Aim of the task » Exactly as written, please set down all of the entries again, with no pictures.

Data records »
• • • •

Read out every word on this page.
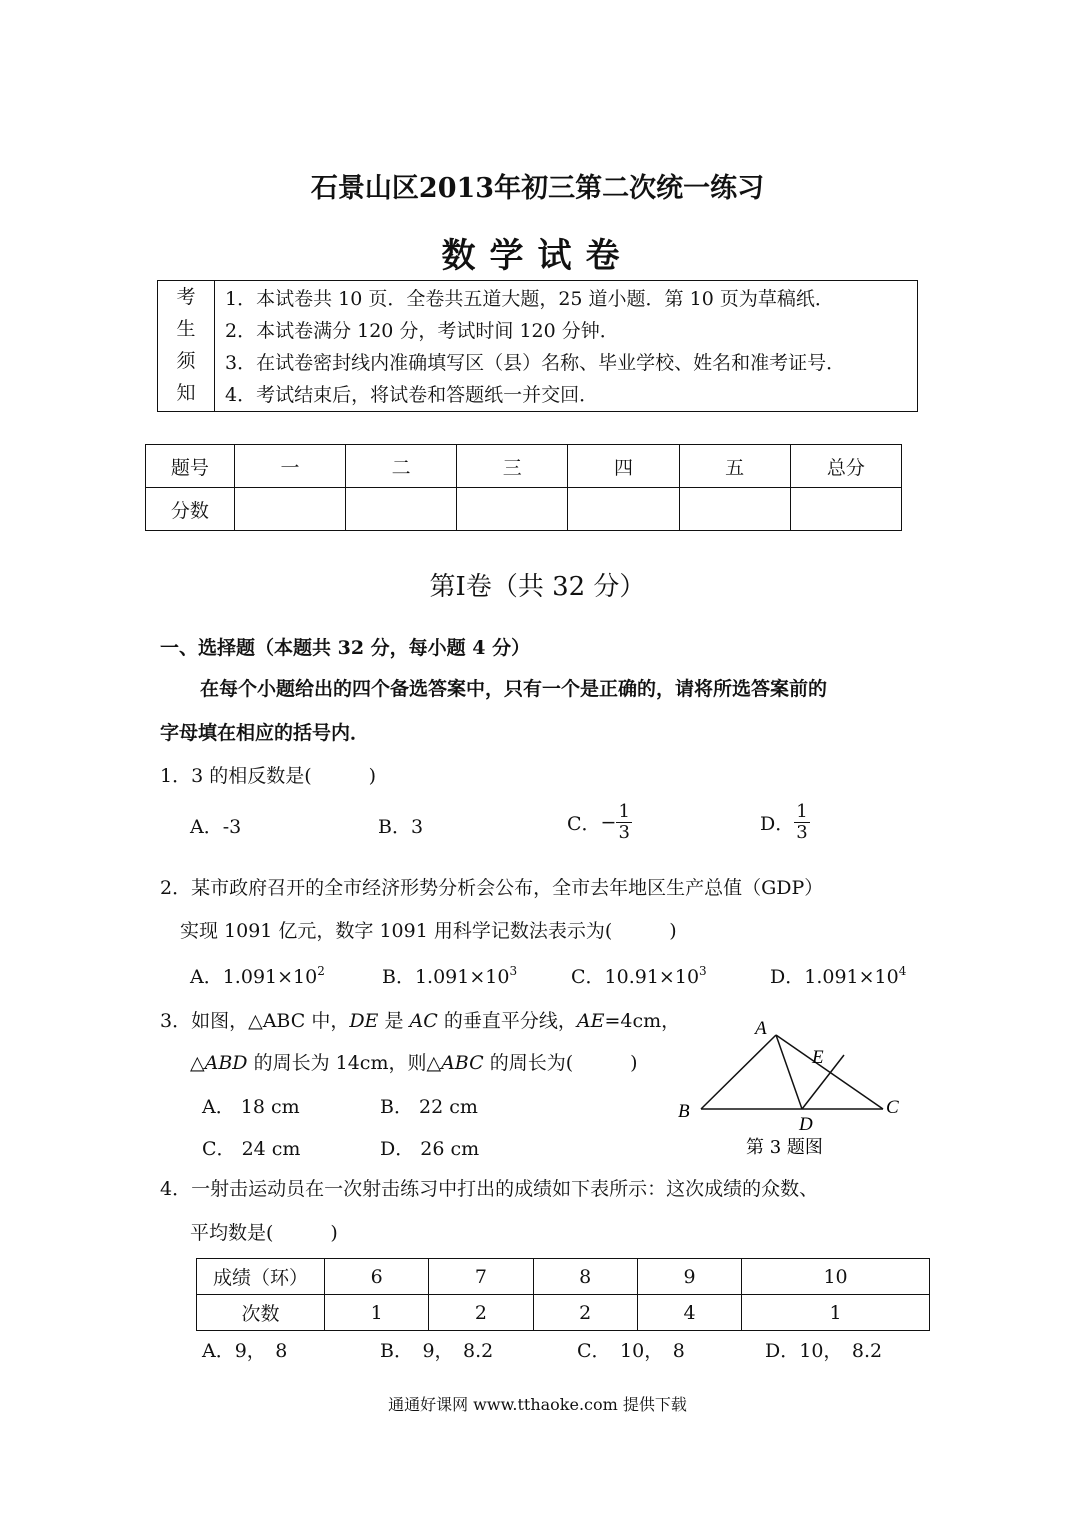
石景山区2013年初三第二次统一练习
数学试卷
考
生
须
知

1．本试卷共 10 页．全卷共五道大题，25 道小题．第 10 页为草稿纸．
2．本试卷满分 120 分，考试时间 120 分钟．
3．在试卷密封线内准确填写区（县）名称、毕业学校、姓名和准考证号．
4．考试结束后，将试卷和答题纸一并交回．
题号	一	二	三	四	五	总分
分数						
第Ⅰ卷（共 32 分）
一、选择题（本题共 32 分，每小题 4 分）
在每个小题给出的四个备选答案中，只有一个是正确的，请将所选答案前的
字母填在相应的括号内．
1．3 的相反数是(　　　)
A．-3	B．3	C．− $\frac{1}{3}$	D． $\frac{1}{3}$
2．某市政府召开的全市经济形势分析会公布，全市去年地区生产总值（GDP）
实现 1091 亿元，数字 1091 用科学记数法表示为(　　　)
A．$1.091\times 10^2$	B．$1.091\times 10^3$	C．$10.91\times 10^3$	D．$1.091\times 10^4$
3．如图，△ABC 中，DE 是 AC 的垂直平分线，AE=4cm，
△ABD 的周长为 14cm，则△ABC 的周长为(　　　)
A． 18 cm	B． 22 cm
C． 24 cm	D． 26 cm
A
B	C
D
E
第 3 题图
4．一射击运动员在一次射击练习中打出的成绩如下表所示：这次成绩的众数、
平均数是(　　　)
成绩（环）	6	7	8	9	10
次数	1	2	2	4	1
A．9，　8	B．　9，　8.2	C．　10，　8	D．10，　8.2
通通好课网 www.tthaoke.com 提供下载
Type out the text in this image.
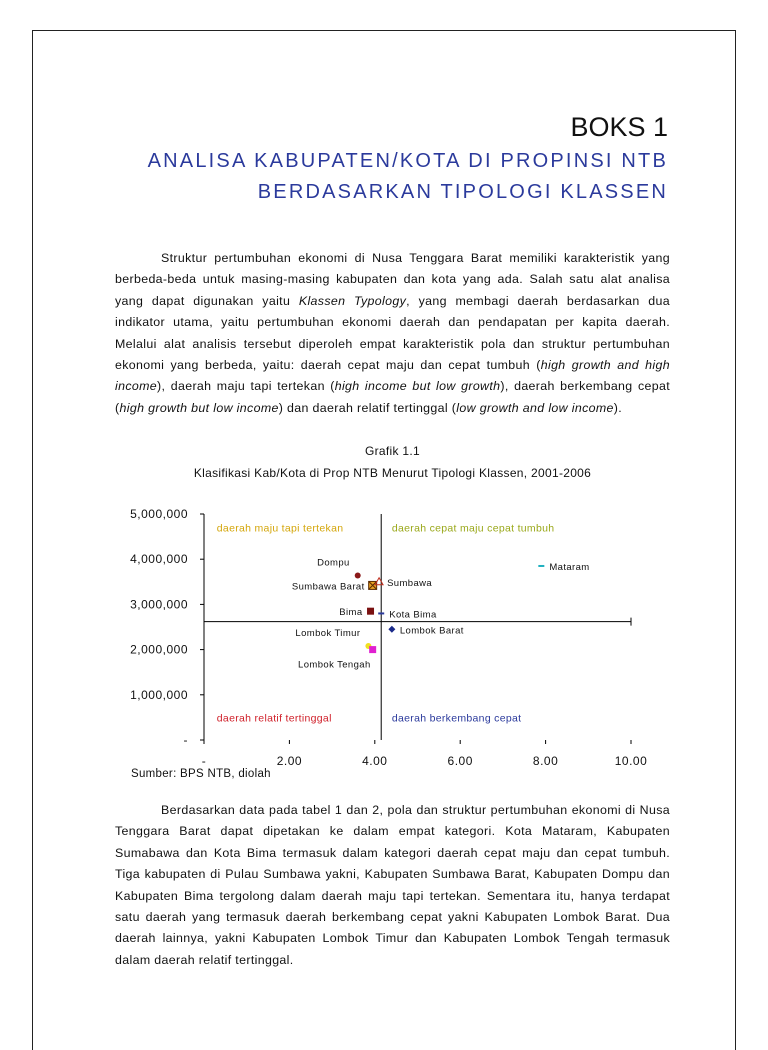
BOKS 1
ANALISA KABUPATEN/KOTA DI PROPINSI NTB
BERDASARKAN TIPOLOGI KLASSEN
Struktur pertumbuhan ekonomi di Nusa Tenggara Barat memiliki karakteristik yang berbeda-beda untuk masing-masing kabupaten dan kota yang ada. Salah satu alat analisa yang dapat digunakan yaitu Klassen Typology, yang membagi daerah berdasarkan dua indikator utama, yaitu pertumbuhan ekonomi daerah dan pendapatan per kapita daerah. Melalui alat analisis tersebut diperoleh empat karakteristik pola dan struktur pertumbuhan ekonomi yang berbeda, yaitu: daerah cepat maju dan cepat tumbuh (high growth and high income), daerah maju tapi tertekan (high income but low growth), daerah berkembang cepat (high growth but low income) dan daerah relatif tertinggal (low growth and low income).
Grafik 1.1
Klasifikasi Kab/Kota di Prop NTB Menurut Tipologi Klassen, 2001-2006
-
1,000,000
2,000,000
3,000,000
4,000,000
5,000,000
-	2.00	4.00	6.00	8.00	10.00
daerah maju tapi tertekan	daerah cepat maju cepat tumbuh
daerah relatif tertinggal	daerah berkembang cepat
Dompu
Sumbawa Barat Sumbawa
Bima	Kota Bima
Lombok Barat
Lombok Timur
Lombok Tengah
Mataram
Sumber: BPS NTB, diolah
Berdasarkan data pada tabel 1 dan 2, pola dan struktur pertumbuhan ekonomi di Nusa Tenggara Barat dapat dipetakan ke dalam empat kategori. Kota Mataram, Kabupaten Sumabawa dan Kota Bima termasuk dalam kategori daerah cepat maju dan cepat tumbuh. Tiga kabupaten di Pulau Sumbawa yakni, Kabupaten Sumbawa Barat, Kabupaten Dompu dan Kabupaten Bima tergolong dalam daerah maju tapi tertekan. Sementara itu, hanya terdapat satu daerah yang termasuk daerah berkembang cepat yakni Kabupaten Lombok Barat. Dua daerah lainnya, yakni Kabupaten Lombok Timur dan Kabupaten Lombok Tengah termasuk dalam daerah relatif tertinggal.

• • • •

Task result »
Read out every word on this page.
石景山区2013年初三第二次统一练习
数学试卷
考
生
须
知

1．本试卷共 10 页．全卷共五道大题，25 道小题．第 10 页为草稿纸．
2．本试卷满分 120 分，考试时间 120 分钟．
3．在试卷密封线内准确填写区（县）名称、毕业学校、姓名和准考证号．
4．考试结束后，将试卷和答题纸一并交回．
题号	一	二	三	四	五	总分
分数						
第Ⅰ卷（共 32 分）
一、选择题（本题共 32 分，每小题 4 分）
在每个小题给出的四个备选答案中，只有一个是正确的，请将所选答案前的
字母填在相应的括号内．
1．3 的相反数是(　　　)
A．-3	B．3	C．− $\frac{1}{3}$	D． $\frac{1}{3}$
2．某市政府召开的全市经济形势分析会公布，全市去年地区生产总值（GDP）
实现 1091 亿元，数字 1091 用科学记数法表示为(　　　)
A．$1.091\times 10^2$	B．$1.091\times 10^3$	C．$10.91\times 10^3$	D．$1.091\times 10^4$
3．如图，△ABC 中，DE 是 AC 的垂直平分线，AE=4cm，
△ABD 的周长为 14cm，则△ABC 的周长为(　　　)
A． 18 cm	B． 22 cm
C． 24 cm	D． 26 cm
A
B	C
D
E
第 3 题图
4．一射击运动员在一次射击练习中打出的成绩如下表所示：这次成绩的众数、
平均数是(　　　)
成绩（环）	6	7	8	9	10
次数	1	2	2	4	1
A．9，　8	B．　9，　8.2	C．　10，　8	D．10，　8.2
通通好课网 www.tthaoke.com 提供下载
Type out the text in this image.
BOKS 1
ANALISA KABUPATEN/KOTA DI PROPINSI NTB
BERDASARKAN TIPOLOGI KLASSEN
Struktur pertumbuhan ekonomi di Nusa Tenggara Barat memiliki karakteristik yang berbeda-beda untuk masing-masing kabupaten dan kota yang ada. Salah satu alat analisa yang dapat digunakan yaitu Klassen Typology, yang membagi daerah berdasarkan dua indikator utama, yaitu pertumbuhan ekonomi daerah dan pendapatan per kapita daerah. Melalui alat analisis tersebut diperoleh empat karakteristik pola dan struktur pertumbuhan ekonomi yang berbeda, yaitu: daerah cepat maju dan cepat tumbuh (high growth and high income), daerah maju tapi tertekan (high income but low growth), daerah berkembang cepat (high growth but low income) dan daerah relatif tertinggal (low growth and low income).
Grafik 1.1
Klasifikasi Kab/Kota di Prop NTB Menurut Tipologi Klassen, 2001-2006
-
1,000,000
2,000,000
3,000,000
4,000,000
5,000,000
-	2.00	4.00	6.00	8.00	10.00
daerah maju tapi tertekan	daerah cepat maju cepat tumbuh
daerah relatif tertinggal	daerah berkembang cepat
Dompu
Sumbawa Barat Sumbawa
Bima	Kota Bima
Lombok Barat
Lombok Timur
Lombok Tengah
Mataram
Sumber: BPS NTB, diolah
Berdasarkan data pada tabel 1 dan 2, pola dan struktur pertumbuhan ekonomi di Nusa Tenggara Barat dapat dipetakan ke dalam empat kategori. Kota Mataram, Kabupaten Sumabawa dan Kota Bima termasuk dalam kategori daerah cepat maju dan cepat tumbuh. Tiga kabupaten di Pulau Sumbawa yakni, Kabupaten Sumbawa Barat, Kabupaten Dompu dan Kabupaten Bima tergolong dalam daerah maju tapi tertekan. Sementara itu, hanya terdapat satu daerah yang termasuk daerah berkembang cepat yakni Kabupaten Lombok Barat. Dua daerah lainnya, yakni Kabupaten Lombok Timur dan Kabupaten Lombok Tengah termasuk dalam daerah relatif tertinggal.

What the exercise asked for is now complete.